* **EXERCISE GOAL**: Pick out the lines below that contain the string "exploración" and copy them all.

[Start PROVIDED MATERIAL]

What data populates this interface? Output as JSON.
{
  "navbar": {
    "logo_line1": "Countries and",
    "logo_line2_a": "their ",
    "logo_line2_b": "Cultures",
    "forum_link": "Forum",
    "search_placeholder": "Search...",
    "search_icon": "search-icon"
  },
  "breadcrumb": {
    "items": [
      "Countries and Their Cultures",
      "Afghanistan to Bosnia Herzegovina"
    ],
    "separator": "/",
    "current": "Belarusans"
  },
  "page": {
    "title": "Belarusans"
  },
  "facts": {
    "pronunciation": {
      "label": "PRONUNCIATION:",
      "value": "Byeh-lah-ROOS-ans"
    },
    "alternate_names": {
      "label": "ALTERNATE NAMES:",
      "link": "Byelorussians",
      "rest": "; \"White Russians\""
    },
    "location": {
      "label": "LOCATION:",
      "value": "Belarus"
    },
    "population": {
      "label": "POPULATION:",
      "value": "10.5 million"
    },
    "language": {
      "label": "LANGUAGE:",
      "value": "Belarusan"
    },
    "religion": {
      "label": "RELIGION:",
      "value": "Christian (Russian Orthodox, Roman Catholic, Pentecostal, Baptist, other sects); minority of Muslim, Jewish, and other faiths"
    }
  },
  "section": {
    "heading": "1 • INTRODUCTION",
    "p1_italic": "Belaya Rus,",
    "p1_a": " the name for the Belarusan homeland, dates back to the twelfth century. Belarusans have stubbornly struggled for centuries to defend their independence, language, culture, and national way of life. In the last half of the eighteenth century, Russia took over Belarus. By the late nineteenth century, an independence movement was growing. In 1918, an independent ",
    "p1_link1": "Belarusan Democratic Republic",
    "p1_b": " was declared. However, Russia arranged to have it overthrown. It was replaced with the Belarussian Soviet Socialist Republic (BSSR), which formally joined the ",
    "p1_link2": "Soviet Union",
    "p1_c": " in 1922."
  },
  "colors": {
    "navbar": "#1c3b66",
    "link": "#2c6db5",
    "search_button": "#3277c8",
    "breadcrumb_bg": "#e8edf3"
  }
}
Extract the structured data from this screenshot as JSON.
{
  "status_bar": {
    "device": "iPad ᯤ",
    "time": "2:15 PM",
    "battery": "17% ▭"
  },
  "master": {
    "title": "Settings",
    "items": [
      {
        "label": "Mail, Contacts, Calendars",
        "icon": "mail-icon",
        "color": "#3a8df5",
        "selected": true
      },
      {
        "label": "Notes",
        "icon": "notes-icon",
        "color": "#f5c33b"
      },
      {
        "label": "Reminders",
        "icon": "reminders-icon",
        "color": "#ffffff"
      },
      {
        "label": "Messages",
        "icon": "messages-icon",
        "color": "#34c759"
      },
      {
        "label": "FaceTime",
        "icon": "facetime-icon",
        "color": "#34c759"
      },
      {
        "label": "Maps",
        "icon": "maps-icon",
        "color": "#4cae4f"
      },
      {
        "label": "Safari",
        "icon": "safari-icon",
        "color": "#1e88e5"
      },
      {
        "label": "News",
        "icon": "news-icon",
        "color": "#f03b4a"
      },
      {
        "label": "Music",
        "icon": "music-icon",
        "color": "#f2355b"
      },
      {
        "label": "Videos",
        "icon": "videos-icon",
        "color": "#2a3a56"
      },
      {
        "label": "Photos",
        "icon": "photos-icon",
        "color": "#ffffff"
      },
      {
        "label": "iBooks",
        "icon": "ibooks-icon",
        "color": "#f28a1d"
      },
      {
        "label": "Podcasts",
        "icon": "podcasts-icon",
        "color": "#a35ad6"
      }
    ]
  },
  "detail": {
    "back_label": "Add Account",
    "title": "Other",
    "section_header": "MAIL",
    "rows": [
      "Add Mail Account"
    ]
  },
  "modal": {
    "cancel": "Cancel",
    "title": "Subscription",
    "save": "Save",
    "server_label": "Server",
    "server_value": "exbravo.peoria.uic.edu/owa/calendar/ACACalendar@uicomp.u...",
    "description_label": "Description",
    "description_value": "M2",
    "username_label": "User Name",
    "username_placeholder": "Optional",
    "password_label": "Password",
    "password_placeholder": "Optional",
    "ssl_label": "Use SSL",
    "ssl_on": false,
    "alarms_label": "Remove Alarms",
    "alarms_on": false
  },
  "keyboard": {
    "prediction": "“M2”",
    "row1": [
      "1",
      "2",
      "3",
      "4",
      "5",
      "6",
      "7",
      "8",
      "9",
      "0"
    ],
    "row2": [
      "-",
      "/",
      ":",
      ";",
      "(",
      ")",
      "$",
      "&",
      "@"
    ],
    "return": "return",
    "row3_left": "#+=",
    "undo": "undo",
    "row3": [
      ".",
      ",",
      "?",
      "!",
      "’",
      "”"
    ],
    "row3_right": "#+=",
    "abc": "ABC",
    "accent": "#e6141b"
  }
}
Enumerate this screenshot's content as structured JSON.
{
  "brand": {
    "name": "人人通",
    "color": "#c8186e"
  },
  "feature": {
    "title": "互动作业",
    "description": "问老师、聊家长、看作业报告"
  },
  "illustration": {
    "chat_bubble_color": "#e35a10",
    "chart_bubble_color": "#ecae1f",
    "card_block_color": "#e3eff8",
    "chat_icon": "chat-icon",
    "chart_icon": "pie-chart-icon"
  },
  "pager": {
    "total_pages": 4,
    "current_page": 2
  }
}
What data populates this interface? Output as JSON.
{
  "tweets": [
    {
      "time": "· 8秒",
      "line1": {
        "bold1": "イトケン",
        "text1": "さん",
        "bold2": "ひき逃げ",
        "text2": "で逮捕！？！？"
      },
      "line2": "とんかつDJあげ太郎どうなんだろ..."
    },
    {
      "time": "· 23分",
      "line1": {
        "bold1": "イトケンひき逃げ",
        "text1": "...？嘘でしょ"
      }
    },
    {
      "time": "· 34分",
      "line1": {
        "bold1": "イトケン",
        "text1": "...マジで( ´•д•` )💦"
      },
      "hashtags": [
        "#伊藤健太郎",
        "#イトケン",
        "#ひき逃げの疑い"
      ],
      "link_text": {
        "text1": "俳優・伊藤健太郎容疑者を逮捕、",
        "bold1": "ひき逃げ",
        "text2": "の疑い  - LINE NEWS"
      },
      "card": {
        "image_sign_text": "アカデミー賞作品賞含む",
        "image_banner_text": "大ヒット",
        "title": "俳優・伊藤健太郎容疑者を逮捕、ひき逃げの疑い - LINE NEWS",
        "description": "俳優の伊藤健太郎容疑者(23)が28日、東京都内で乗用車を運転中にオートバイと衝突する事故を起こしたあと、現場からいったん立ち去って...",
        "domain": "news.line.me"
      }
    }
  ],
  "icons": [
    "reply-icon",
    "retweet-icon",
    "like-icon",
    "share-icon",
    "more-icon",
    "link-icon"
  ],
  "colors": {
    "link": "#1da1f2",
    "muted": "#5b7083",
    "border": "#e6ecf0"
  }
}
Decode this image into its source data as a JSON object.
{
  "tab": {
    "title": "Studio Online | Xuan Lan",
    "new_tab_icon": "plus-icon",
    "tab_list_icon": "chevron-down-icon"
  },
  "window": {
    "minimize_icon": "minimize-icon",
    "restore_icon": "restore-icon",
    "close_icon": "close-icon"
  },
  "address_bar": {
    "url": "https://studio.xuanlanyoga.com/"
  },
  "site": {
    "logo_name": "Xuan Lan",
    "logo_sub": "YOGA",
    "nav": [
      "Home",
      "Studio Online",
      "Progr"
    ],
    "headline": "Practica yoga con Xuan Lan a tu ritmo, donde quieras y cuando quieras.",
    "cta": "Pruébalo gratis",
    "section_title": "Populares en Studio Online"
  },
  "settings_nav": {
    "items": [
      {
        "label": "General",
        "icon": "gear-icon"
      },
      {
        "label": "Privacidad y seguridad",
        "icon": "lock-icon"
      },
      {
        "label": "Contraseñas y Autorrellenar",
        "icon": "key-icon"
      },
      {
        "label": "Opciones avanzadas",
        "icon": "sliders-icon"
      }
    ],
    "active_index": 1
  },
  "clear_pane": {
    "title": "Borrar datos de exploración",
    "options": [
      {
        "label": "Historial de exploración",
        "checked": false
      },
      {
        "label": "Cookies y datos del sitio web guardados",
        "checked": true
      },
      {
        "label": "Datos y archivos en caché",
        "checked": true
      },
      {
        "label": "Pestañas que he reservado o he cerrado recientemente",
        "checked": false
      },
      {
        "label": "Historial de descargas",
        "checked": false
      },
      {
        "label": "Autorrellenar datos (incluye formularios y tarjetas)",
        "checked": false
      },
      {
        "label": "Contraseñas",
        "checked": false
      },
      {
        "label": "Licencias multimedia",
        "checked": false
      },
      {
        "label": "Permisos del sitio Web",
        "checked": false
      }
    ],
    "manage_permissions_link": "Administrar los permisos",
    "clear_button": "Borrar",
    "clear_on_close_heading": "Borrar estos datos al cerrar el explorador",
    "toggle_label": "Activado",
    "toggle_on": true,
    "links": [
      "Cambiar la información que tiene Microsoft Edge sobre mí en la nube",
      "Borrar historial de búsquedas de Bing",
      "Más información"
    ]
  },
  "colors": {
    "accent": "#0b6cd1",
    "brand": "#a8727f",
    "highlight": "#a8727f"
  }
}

[End PROVIDED MATERIAL]

* **THE RESULT**:
    "title": "Borrar datos de exploración",
        "label": "Historial de exploración",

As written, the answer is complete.